[BEGIN]
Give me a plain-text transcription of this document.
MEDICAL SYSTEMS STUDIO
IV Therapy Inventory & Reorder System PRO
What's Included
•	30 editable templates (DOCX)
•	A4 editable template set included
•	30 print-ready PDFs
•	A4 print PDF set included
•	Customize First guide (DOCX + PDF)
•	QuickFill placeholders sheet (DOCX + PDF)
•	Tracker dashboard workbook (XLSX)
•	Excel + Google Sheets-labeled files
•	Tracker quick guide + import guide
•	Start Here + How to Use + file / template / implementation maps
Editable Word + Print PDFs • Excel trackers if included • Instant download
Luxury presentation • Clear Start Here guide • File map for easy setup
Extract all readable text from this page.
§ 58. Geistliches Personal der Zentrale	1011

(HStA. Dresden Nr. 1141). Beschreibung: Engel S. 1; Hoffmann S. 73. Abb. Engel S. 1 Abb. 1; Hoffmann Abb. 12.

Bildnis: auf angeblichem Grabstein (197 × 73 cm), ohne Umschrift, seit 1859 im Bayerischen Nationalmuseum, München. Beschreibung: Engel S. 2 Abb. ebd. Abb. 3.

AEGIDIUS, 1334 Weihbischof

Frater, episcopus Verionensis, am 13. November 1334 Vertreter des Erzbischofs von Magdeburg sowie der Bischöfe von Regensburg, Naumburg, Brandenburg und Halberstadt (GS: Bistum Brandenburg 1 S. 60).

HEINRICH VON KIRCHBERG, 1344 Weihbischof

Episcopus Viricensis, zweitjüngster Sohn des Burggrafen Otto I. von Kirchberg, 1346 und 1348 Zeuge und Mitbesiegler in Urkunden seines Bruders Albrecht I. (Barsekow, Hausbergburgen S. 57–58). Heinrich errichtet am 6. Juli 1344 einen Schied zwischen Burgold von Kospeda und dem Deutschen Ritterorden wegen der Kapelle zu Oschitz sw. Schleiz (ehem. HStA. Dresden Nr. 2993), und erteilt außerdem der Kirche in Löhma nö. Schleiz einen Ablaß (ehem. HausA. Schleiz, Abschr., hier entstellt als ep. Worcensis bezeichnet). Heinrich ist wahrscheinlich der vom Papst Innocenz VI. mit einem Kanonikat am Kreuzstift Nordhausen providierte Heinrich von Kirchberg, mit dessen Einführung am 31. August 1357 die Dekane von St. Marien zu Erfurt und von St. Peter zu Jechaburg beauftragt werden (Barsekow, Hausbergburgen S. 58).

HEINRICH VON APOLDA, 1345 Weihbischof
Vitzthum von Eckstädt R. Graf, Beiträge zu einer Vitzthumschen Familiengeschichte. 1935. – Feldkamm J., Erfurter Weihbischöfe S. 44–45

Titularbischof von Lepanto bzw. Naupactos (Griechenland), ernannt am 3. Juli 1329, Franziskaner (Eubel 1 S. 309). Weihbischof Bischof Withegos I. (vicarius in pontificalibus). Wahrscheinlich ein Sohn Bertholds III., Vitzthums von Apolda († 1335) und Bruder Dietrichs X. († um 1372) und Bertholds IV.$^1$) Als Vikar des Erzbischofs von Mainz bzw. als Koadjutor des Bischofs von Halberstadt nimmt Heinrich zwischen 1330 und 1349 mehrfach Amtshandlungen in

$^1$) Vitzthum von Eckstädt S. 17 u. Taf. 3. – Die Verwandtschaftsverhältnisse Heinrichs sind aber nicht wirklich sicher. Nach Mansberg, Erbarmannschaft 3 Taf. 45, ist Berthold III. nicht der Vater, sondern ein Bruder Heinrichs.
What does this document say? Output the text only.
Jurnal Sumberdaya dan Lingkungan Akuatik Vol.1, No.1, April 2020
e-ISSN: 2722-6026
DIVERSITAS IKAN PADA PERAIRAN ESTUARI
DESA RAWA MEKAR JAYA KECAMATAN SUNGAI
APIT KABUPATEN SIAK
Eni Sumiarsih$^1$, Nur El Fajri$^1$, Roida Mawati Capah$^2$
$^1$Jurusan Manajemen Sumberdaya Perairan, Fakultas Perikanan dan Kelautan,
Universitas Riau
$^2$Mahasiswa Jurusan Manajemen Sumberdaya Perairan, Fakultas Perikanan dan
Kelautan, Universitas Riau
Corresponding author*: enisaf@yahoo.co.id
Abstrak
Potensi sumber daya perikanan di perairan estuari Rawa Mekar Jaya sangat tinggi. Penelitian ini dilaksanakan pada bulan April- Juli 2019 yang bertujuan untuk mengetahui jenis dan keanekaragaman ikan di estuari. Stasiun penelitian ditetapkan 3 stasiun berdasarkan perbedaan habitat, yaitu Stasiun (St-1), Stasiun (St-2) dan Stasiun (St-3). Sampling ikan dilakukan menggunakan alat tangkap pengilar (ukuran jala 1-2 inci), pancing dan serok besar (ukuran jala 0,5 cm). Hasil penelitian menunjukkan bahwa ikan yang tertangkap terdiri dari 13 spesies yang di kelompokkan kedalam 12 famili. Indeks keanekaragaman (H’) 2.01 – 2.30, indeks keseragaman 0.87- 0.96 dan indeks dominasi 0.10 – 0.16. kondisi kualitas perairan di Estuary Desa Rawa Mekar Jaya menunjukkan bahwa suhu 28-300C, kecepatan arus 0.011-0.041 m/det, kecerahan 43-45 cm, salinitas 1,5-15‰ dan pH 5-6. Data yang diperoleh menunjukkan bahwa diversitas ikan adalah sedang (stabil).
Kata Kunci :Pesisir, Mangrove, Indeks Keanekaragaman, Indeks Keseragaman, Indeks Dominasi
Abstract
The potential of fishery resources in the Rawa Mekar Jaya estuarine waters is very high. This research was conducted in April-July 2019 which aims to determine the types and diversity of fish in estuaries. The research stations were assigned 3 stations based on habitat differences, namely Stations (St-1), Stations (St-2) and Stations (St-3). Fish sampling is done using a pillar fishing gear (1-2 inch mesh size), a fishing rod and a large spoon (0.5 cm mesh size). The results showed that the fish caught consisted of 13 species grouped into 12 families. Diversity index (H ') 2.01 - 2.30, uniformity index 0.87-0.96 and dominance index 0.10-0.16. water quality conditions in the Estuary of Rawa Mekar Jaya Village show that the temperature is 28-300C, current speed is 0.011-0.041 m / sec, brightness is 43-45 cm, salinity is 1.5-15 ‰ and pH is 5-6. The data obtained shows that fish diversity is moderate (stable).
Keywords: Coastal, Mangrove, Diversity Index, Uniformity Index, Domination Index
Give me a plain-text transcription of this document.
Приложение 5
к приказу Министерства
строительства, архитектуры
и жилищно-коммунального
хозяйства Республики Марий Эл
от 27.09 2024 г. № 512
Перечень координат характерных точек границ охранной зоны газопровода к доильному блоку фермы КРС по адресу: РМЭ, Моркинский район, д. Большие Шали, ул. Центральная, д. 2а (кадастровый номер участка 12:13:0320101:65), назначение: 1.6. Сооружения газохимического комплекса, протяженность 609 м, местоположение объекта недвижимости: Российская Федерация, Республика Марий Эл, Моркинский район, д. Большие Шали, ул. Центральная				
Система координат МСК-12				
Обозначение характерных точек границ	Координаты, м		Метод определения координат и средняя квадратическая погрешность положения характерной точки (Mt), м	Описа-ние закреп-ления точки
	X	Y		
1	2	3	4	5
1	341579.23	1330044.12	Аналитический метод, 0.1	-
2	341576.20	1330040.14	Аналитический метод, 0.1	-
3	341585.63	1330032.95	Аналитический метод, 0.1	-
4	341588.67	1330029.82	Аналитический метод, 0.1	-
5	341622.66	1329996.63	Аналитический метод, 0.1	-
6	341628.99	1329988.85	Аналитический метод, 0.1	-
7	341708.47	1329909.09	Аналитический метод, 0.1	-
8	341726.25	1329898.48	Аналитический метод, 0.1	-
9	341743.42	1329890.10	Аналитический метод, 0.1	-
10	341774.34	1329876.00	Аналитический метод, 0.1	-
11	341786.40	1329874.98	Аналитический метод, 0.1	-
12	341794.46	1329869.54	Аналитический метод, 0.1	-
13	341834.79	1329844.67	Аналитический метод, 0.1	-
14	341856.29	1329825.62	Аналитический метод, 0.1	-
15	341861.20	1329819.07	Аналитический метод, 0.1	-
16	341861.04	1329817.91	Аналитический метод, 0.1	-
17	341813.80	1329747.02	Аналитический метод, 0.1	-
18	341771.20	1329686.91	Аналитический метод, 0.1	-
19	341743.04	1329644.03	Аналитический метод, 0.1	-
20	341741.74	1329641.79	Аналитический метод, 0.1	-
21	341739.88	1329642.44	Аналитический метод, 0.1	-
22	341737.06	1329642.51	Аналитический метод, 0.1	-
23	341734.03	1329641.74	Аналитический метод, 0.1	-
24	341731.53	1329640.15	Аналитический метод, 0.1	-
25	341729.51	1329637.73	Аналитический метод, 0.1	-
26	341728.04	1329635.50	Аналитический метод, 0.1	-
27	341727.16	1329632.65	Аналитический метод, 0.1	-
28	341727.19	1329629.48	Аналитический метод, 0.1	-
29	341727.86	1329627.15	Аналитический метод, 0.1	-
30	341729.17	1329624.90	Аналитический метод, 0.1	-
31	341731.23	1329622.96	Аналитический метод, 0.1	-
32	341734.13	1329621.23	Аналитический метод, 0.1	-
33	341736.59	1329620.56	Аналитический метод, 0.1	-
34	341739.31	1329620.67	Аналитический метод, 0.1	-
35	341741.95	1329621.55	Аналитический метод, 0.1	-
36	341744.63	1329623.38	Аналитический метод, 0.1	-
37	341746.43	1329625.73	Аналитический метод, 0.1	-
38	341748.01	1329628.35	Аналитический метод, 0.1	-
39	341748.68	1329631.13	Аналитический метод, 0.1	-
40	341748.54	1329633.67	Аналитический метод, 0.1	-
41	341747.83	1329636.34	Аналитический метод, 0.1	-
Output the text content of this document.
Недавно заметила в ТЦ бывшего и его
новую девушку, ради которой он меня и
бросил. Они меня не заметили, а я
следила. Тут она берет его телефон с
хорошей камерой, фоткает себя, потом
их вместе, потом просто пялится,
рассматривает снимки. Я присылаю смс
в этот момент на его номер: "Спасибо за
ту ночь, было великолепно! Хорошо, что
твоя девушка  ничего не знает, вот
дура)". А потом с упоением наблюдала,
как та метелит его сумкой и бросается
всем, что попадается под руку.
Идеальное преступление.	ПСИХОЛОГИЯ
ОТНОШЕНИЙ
[END]
= Exercise aim =
Identify each line in the records above that contains the word "Fakultas", and copy it out in full.

= The reply =
$^1$Jurusan Manajemen Sumberdaya Perairan, Fakultas Perikanan dan Kelautan,
$^2$Mahasiswa Jurusan Manajemen Sumberdaya Perairan, Fakultas Perikanan dan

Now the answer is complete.